- [DATA FOR THIS EXERCISE]:

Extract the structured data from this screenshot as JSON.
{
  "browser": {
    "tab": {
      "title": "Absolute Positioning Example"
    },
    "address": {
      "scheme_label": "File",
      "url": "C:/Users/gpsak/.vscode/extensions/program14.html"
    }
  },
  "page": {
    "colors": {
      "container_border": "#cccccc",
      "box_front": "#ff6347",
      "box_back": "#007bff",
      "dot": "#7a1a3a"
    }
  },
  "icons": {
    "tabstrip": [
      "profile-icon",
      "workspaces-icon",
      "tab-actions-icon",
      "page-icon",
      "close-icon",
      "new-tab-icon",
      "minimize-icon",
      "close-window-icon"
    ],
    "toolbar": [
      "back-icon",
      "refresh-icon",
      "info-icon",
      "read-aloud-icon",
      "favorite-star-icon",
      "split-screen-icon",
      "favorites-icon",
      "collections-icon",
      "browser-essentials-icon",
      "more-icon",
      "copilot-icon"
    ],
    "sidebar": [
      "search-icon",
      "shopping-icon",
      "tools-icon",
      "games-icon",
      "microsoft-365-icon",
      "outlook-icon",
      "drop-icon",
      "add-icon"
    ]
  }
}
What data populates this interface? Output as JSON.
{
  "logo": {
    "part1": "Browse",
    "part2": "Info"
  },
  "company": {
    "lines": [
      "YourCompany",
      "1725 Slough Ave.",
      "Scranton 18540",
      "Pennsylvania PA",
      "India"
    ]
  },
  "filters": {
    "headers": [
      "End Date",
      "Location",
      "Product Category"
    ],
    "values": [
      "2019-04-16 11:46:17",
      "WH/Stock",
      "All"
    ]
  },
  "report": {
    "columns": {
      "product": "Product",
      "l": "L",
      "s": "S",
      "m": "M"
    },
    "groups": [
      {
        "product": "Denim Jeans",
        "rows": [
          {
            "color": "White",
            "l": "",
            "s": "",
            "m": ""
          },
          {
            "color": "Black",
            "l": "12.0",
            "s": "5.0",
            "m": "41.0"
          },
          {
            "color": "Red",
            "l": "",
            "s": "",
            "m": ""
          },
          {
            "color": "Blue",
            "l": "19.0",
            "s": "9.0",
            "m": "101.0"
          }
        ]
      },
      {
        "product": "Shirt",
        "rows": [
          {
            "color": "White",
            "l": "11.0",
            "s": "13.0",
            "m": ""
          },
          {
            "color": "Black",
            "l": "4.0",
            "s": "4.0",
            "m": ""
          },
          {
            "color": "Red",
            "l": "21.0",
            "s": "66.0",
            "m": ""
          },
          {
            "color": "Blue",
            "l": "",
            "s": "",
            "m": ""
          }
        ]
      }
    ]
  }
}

- [DIRECTIVE]: Repeat the data precisely, reproducing every entry.

- [EXERCISE ANSWER]:
Extract the structured data from this screenshot as JSON.
{
  "browser": {
    "tab": {
      "title": "Absolute Positioning Example"
    },
    "address": {
      "scheme_label": "File",
      "url": "C:/Users/gpsak/.vscode/extensions/program14.html"
    }
  },
  "page": {
    "colors": {
      "container_border": "#cccccc",
      "box_front": "#ff6347",
      "box_back": "#007bff",
      "dot": "#7a1a3a"
    }
  },
  "icons": {
    "tabstrip": [
      "profile-icon",
      "workspaces-icon",
      "tab-actions-icon",
      "page-icon",
      "close-icon",
      "new-tab-icon",
      "minimize-icon",
      "close-window-icon"
    ],
    "toolbar": [
      "back-icon",
      "refresh-icon",
      "info-icon",
      "read-aloud-icon",
      "favorite-star-icon",
      "split-screen-icon",
      "favorites-icon",
      "collections-icon",
      "browser-essentials-icon",
      "more-icon",
      "copilot-icon"
    ],
    "sidebar": [
      "search-icon",
      "shopping-icon",
      "tools-icon",
      "games-icon",
      "microsoft-365-icon",
      "outlook-icon",
      "drop-icon",
      "add-icon"
    ]
  }
}
What data populates this interface? Output as JSON.
{
  "logo": {
    "part1": "Browse",
    "part2": "Info"
  },
  "company": {
    "lines": [
      "YourCompany",
      "1725 Slough Ave.",
      "Scranton 18540",
      "Pennsylvania PA",
      "India"
    ]
  },
  "filters": {
    "headers": [
      "End Date",
      "Location",
      "Product Category"
    ],
    "values": [
      "2019-04-16 11:46:17",
      "WH/Stock",
      "All"
    ]
  },
  "report": {
    "columns": {
      "product": "Product",
      "l": "L",
      "s": "S",
      "m": "M"
    },
    "groups": [
      {
        "product": "Denim Jeans",
        "rows": [
          {
            "color": "White",
            "l": "",
            "s": "",
            "m": ""
          },
          {
            "color": "Black",
            "l": "12.0",
            "s": "5.0",
            "m": "41.0"
          },
          {
            "color": "Red",
            "l": "",
            "s": "",
            "m": ""
          },
          {
            "color": "Blue",
            "l": "19.0",
            "s": "9.0",
            "m": "101.0"
          }
        ]
      },
      {
        "product": "Shirt",
        "rows": [
          {
            "color": "White",
            "l": "11.0",
            "s": "13.0",
            "m": ""
          },
          {
            "color": "Black",
            "l": "4.0",
            "s": "4.0",
            "m": ""
          },
          {
            "color": "Red",
            "l": "21.0",
            "s": "66.0",
            "m": ""
          },
          {
            "color": "Blue",
            "l": "",
            "s": "",
            "m": ""
          }
        ]
      }
    ]
  }
}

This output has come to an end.